(Excerpted records):
━━━━
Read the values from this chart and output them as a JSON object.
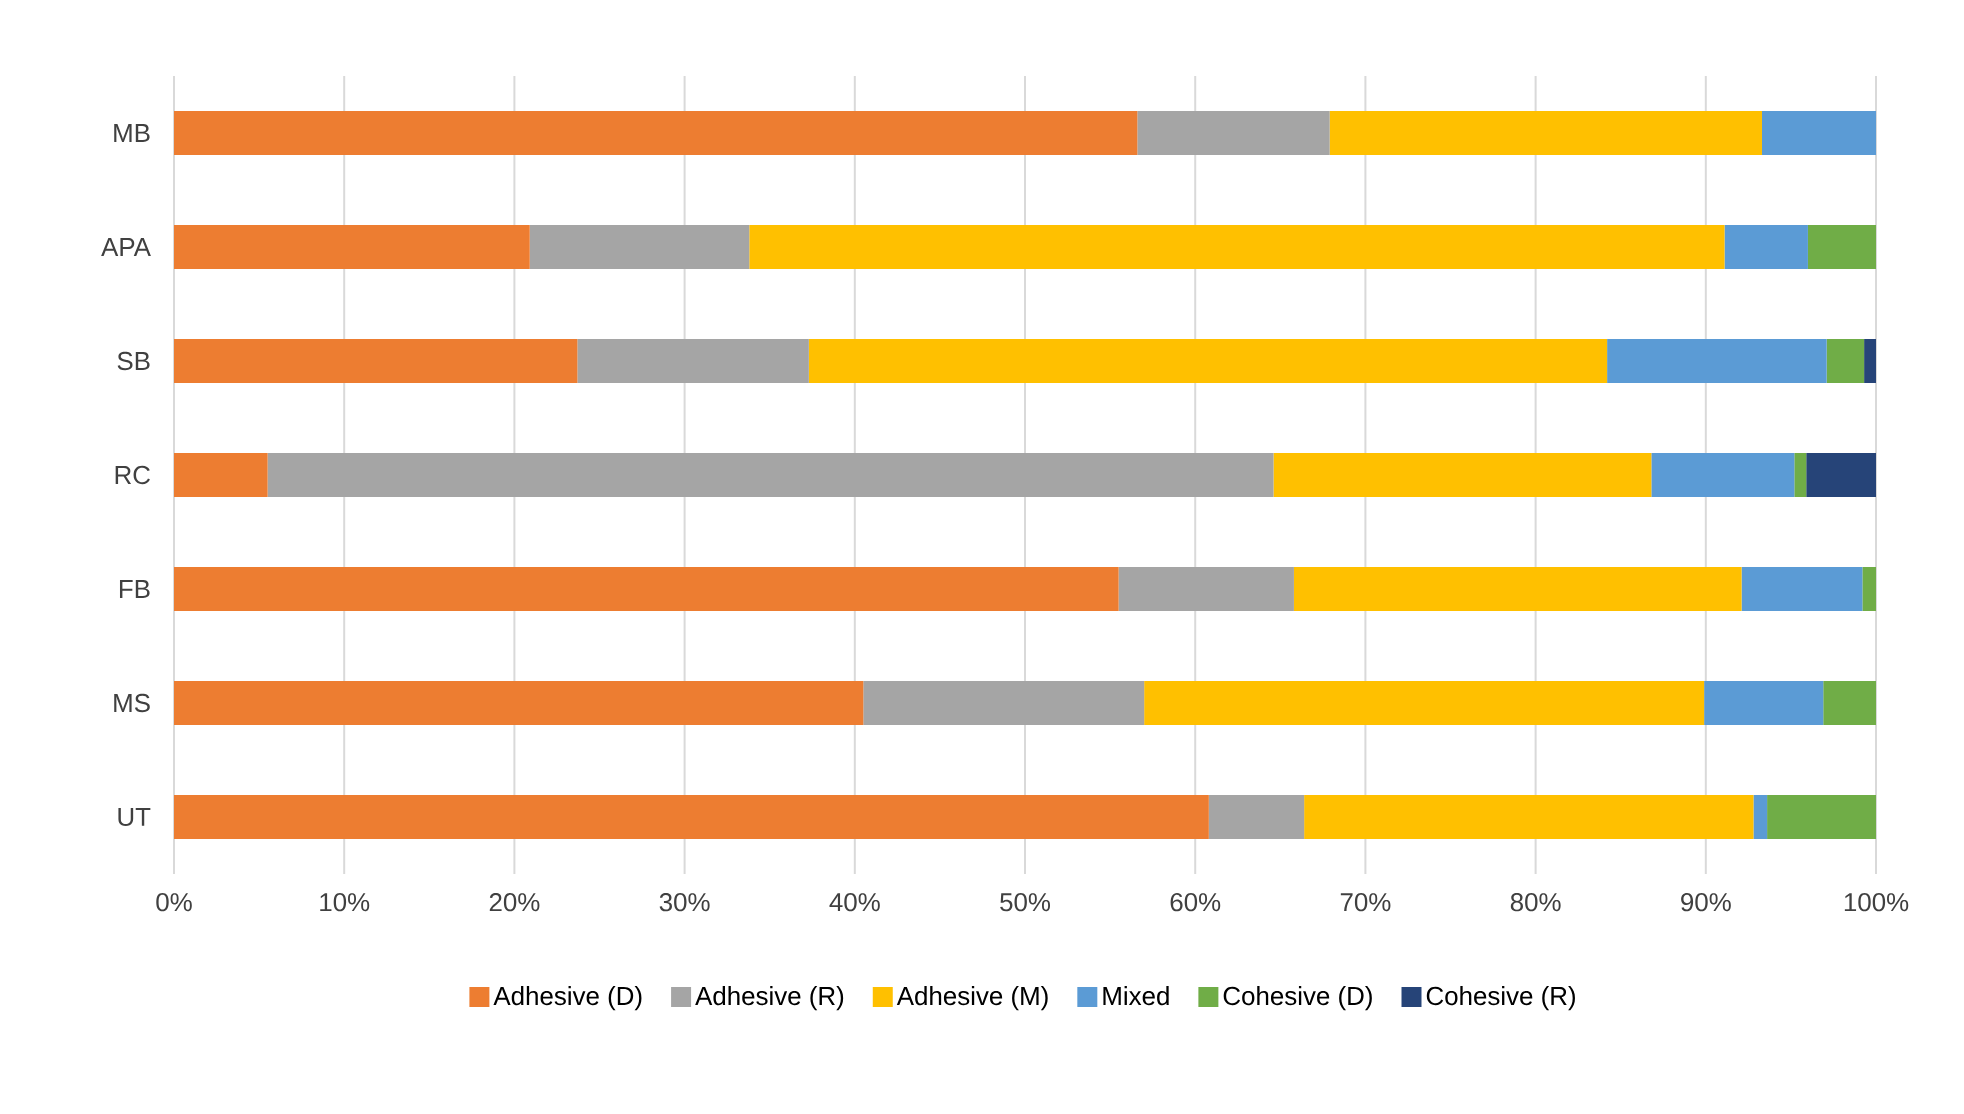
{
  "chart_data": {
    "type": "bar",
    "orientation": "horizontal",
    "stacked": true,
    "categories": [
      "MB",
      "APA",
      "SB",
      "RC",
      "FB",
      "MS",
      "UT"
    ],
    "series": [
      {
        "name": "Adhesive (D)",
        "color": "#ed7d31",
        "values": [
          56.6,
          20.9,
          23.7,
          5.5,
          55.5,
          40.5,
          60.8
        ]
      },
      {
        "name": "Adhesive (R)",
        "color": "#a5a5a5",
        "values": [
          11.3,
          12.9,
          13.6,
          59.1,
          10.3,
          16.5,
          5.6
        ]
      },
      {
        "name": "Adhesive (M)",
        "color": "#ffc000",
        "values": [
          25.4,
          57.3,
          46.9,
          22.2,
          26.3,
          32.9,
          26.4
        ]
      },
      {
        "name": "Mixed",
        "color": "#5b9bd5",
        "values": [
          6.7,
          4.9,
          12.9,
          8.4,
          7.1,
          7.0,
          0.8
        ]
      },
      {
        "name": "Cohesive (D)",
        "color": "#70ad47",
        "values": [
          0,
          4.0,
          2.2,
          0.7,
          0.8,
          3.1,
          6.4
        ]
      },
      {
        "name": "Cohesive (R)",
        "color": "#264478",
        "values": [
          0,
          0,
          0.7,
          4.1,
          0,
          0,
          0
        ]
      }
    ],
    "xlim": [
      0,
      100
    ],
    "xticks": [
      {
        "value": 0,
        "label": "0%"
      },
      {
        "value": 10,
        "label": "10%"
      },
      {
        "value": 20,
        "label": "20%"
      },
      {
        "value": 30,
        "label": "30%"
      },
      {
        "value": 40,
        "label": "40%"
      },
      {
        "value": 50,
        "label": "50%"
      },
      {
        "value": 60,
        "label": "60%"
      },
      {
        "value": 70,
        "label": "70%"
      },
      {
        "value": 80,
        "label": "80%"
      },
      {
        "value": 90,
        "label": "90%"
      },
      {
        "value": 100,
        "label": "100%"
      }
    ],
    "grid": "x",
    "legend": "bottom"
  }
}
━━━━
(Description of the task):
Gather all lines from the listing above in which "Adhesive" occurs.

(Response for this exercise):
        "name": "Adhesive (D)",
        "name": "Adhesive (R)",
        "name": "Adhesive (M)",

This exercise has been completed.